━━━━━ Given information
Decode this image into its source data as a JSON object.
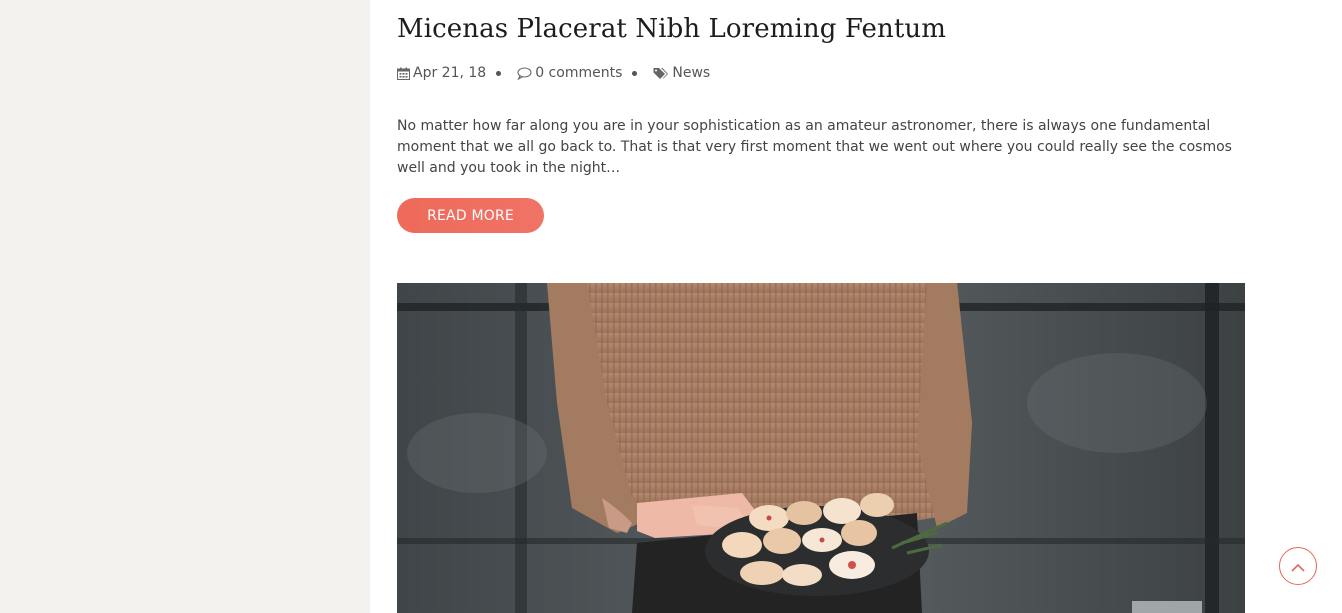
{
  "post": {
    "title": "Micenas Placerat Nibh Loreming Fentum",
    "meta": {
      "date": "Apr 21, 18",
      "comments": "0 comments",
      "category": "News"
    },
    "excerpt": "No matter how far along you are in your sophistication as an amateur astronomer, there is always one fundamental moment that we all go back to. That is that very first moment that we went out where you could really see the cosmos well and you took in the night…",
    "read_more_label": "READ MORE"
  },
  "icons": {
    "date": "calendar-icon",
    "comments": "comment-icon",
    "category": "tags-icon",
    "scroll_top": "chevron-up-icon"
  },
  "colors": {
    "accent": "#ee6a5a",
    "sidebar_bg": "#f3f2ee",
    "title": "#1d1d1d",
    "text": "#444444"
  }
}
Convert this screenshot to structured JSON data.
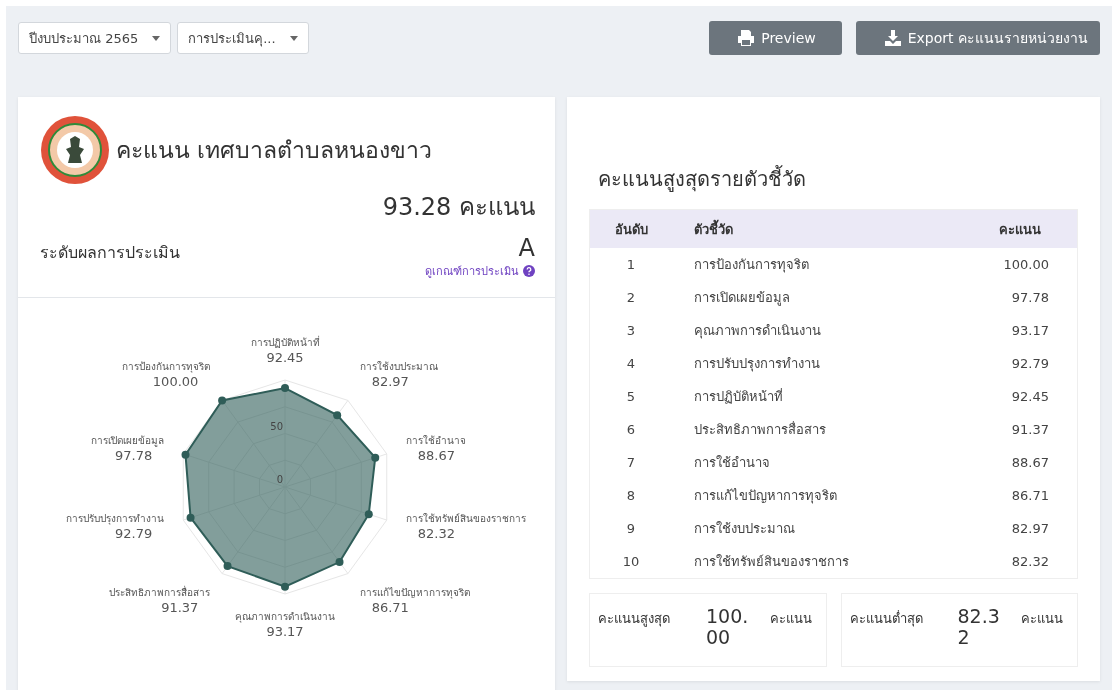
{
  "filters": [
    {
      "value": "ปีงบประมาณ 2565"
    },
    {
      "value": "การประเมินคุ..."
    }
  ],
  "buttons": [
    {
      "kind": "print",
      "label": "Preview"
    },
    {
      "kind": "download",
      "label": "Export คะแนนรายหน่วยงาน"
    }
  ],
  "score_card": {
    "title": "คะแนน เทศบาลตำบลหนองขาว",
    "score": "93.28 คะแนน",
    "level_label": "ระดับผลการประเมิน",
    "grade": "A",
    "criteria_link": "ดูเกณฑ์การประเมิน",
    "radar": {
      "scale_labels": [
        "50",
        "0"
      ],
      "top_axis": {
        "label": "การปฏิบัติหน้าที่",
        "value": "92.45"
      },
      "left_axes": [
        {
          "label": "การป้องกันการทุจริต",
          "value": "100.00"
        },
        {
          "label": "การเปิดเผยข้อมูล",
          "value": "97.78"
        },
        {
          "label": "การปรับปรุงการทำงาน",
          "value": "92.79"
        },
        {
          "label": "ประสิทธิภาพการสื่อสาร",
          "value": "91.37"
        }
      ],
      "right_axes": [
        {
          "label": "การใช้งบประมาณ",
          "value": "82.97"
        },
        {
          "label": "การใช้อำนาจ",
          "value": "88.67"
        },
        {
          "label": "การใช้ทรัพย์สินของราชการ",
          "value": "82.32"
        },
        {
          "label": "การแก้ไขปัญหาการทุจริต",
          "value": "86.71"
        }
      ],
      "bottom_axis": {
        "label": "คุณภาพการดำเนินงาน",
        "value": "93.17"
      }
    }
  },
  "ranking": {
    "title": "คะแนนสูงสุดรายตัวชี้วัด",
    "columns": [
      "อันดับ",
      "ตัวชี้วัด",
      "คะแนน"
    ],
    "rows": [
      {
        "rank": "1",
        "indicator": "การป้องกันการทุจริต",
        "score": "100.00"
      },
      {
        "rank": "2",
        "indicator": "การเปิดเผยข้อมูล",
        "score": "97.78"
      },
      {
        "rank": "3",
        "indicator": "คุณภาพการดำเนินงาน",
        "score": "93.17"
      },
      {
        "rank": "4",
        "indicator": "การปรับปรุงการทำงาน",
        "score": "92.79"
      },
      {
        "rank": "5",
        "indicator": "การปฏิบัติหน้าที่",
        "score": "92.45"
      },
      {
        "rank": "6",
        "indicator": "ประสิทธิภาพการสื่อสาร",
        "score": "91.37"
      },
      {
        "rank": "7",
        "indicator": "การใช้อำนาจ",
        "score": "88.67"
      },
      {
        "rank": "8",
        "indicator": "การแก้ไขปัญหาการทุจริต",
        "score": "86.71"
      },
      {
        "rank": "9",
        "indicator": "การใช้งบประมาณ",
        "score": "82.97"
      },
      {
        "rank": "10",
        "indicator": "การใช้ทรัพย์สินของราชการ",
        "score": "82.32"
      }
    ],
    "stats": [
      {
        "label": "คะแนนสูงสุด",
        "value": "100.00",
        "unit": "คะแนน"
      },
      {
        "label": "คะแนนต่ำสุด",
        "value": "82.32",
        "unit": "คะแนน"
      }
    ]
  }
}
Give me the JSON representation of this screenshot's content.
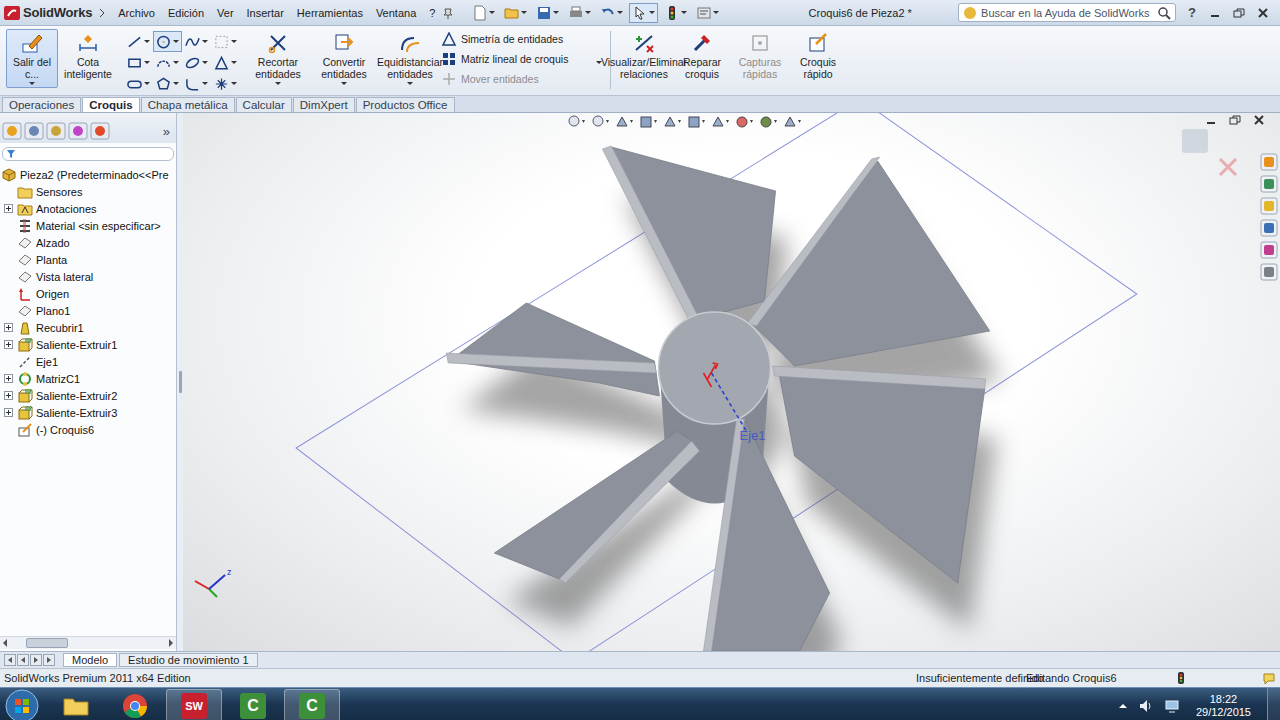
{
  "titlebar": {
    "logo": "SolidWorks",
    "menu": [
      "Archivo",
      "Edición",
      "Ver",
      "Insertar",
      "Herramientas",
      "Ventana",
      "?"
    ],
    "document": "Croquis6 de Pieza2 *",
    "search": {
      "placeholder": "Buscar en la Ayuda de SolidWorks"
    },
    "help": "?"
  },
  "ribbon": {
    "exit": {
      "label": "Salir del c...",
      "selected": true
    },
    "dimension": {
      "label": "Cota inteligente"
    },
    "sketch_tools": [
      {
        "kind": "line",
        "selected": false
      },
      {
        "kind": "circle",
        "selected": true
      },
      {
        "kind": "spline",
        "selected": false
      },
      {
        "kind": "grid",
        "selected": false
      },
      {
        "kind": "rectangle",
        "selected": false
      },
      {
        "kind": "arc",
        "selected": false
      },
      {
        "kind": "ellipse",
        "selected": false
      },
      {
        "kind": "text",
        "selected": false
      },
      {
        "kind": "slot",
        "selected": false
      },
      {
        "kind": "polygon",
        "selected": false
      },
      {
        "kind": "fillet",
        "selected": false
      },
      {
        "kind": "point",
        "selected": false
      }
    ],
    "entity_tools": [
      {
        "label": "Recortar entidades",
        "kind": "trim"
      },
      {
        "label": "Convertir entidades",
        "kind": "convert"
      },
      {
        "label": "Equidistanciar entidades",
        "kind": "offset"
      }
    ],
    "small_tools": [
      {
        "label": "Simetría de entidades",
        "kind": "mirror",
        "disabled": false
      },
      {
        "label": "Matriz lineal de croquis",
        "kind": "pattern",
        "disabled": false
      },
      {
        "label": "Mover entidades",
        "kind": "move",
        "disabled": true
      }
    ],
    "relation_tools": [
      {
        "label": "Visualizar/Eliminar relaciones",
        "kind": "relations",
        "disabled": false
      },
      {
        "label": "Reparar croquis",
        "kind": "repair",
        "disabled": false
      },
      {
        "label": "Capturas rápidas",
        "kind": "snaps",
        "disabled": true
      },
      {
        "label": "Croquis rápido",
        "kind": "rapid",
        "disabled": false
      }
    ]
  },
  "tabs": [
    {
      "label": "Operaciones",
      "selected": false
    },
    {
      "label": "Croquis",
      "selected": true
    },
    {
      "label": "Chapa metálica",
      "selected": false
    },
    {
      "label": "Calcular",
      "selected": false
    },
    {
      "label": "DimXpert",
      "selected": false
    },
    {
      "label": "Productos Office",
      "selected": false
    }
  ],
  "feature_tree": {
    "more": "»",
    "root": {
      "label": "Pieza2  (Predeterminado<<Pre",
      "kind": "part"
    },
    "items": [
      {
        "label": "Sensores",
        "kind": "sensors",
        "expander": false
      },
      {
        "label": "Anotaciones",
        "kind": "annotations",
        "expander": true
      },
      {
        "label": "Material <sin especificar>",
        "kind": "material",
        "expander": false
      },
      {
        "label": "Alzado",
        "kind": "plane",
        "expander": false
      },
      {
        "label": "Planta",
        "kind": "plane",
        "expander": false
      },
      {
        "label": "Vista lateral",
        "kind": "plane",
        "expander": false
      },
      {
        "label": "Origen",
        "kind": "origin",
        "expander": false
      },
      {
        "label": "Plano1",
        "kind": "plane",
        "expander": false
      },
      {
        "label": "Recubrir1",
        "kind": "loft",
        "expander": true
      },
      {
        "label": "Saliente-Extruir1",
        "kind": "extrude",
        "expander": true
      },
      {
        "label": "Eje1",
        "kind": "axis",
        "expander": false
      },
      {
        "label": "MatrizC1",
        "kind": "pattern",
        "expander": true
      },
      {
        "label": "Saliente-Extruir2",
        "kind": "extrude",
        "expander": true
      },
      {
        "label": "Saliente-Extruir3",
        "kind": "extrude",
        "expander": true
      },
      {
        "label": "(-) Croquis6",
        "kind": "sketch",
        "expander": false
      }
    ]
  },
  "graphics": {
    "axis_label": "Eje1",
    "triad_label": "z"
  },
  "bottom_tabs": [
    {
      "label": "Modelo",
      "selected": true
    },
    {
      "label": "Estudio de movimiento 1",
      "selected": false
    }
  ],
  "status_bar": {
    "edition": "SolidWorks Premium 2011 x64 Edition",
    "sketch_state": "Insuficientemente definido",
    "mode": "Editando Croquis6"
  },
  "taskbar": {
    "apps": [
      {
        "kind": "explorer",
        "glyph": "",
        "selected": false
      },
      {
        "kind": "chrome",
        "glyph": "",
        "selected": false
      },
      {
        "kind": "solidworks",
        "glyph": "SW",
        "selected": true
      },
      {
        "kind": "camtasia",
        "glyph": "C",
        "selected": false
      },
      {
        "kind": "camtasia",
        "glyph": "C",
        "selected": true
      }
    ],
    "time": "18:22",
    "date": "29/12/2015"
  }
}
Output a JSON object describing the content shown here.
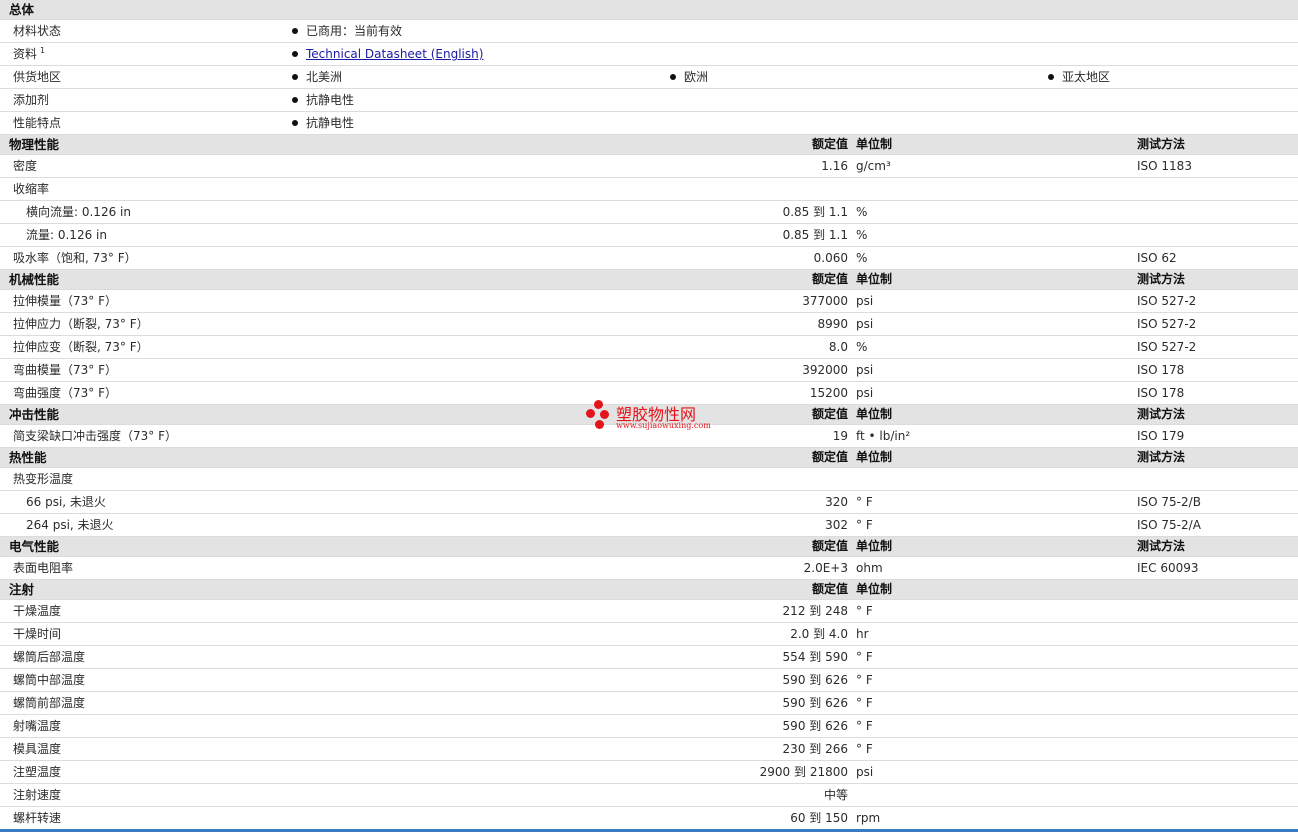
━━━━━━━━━━
**Aim**
Go over the records above and tally the lines with the word "ภาพการส" in them. Give the number alone.

**Exercise answer**
2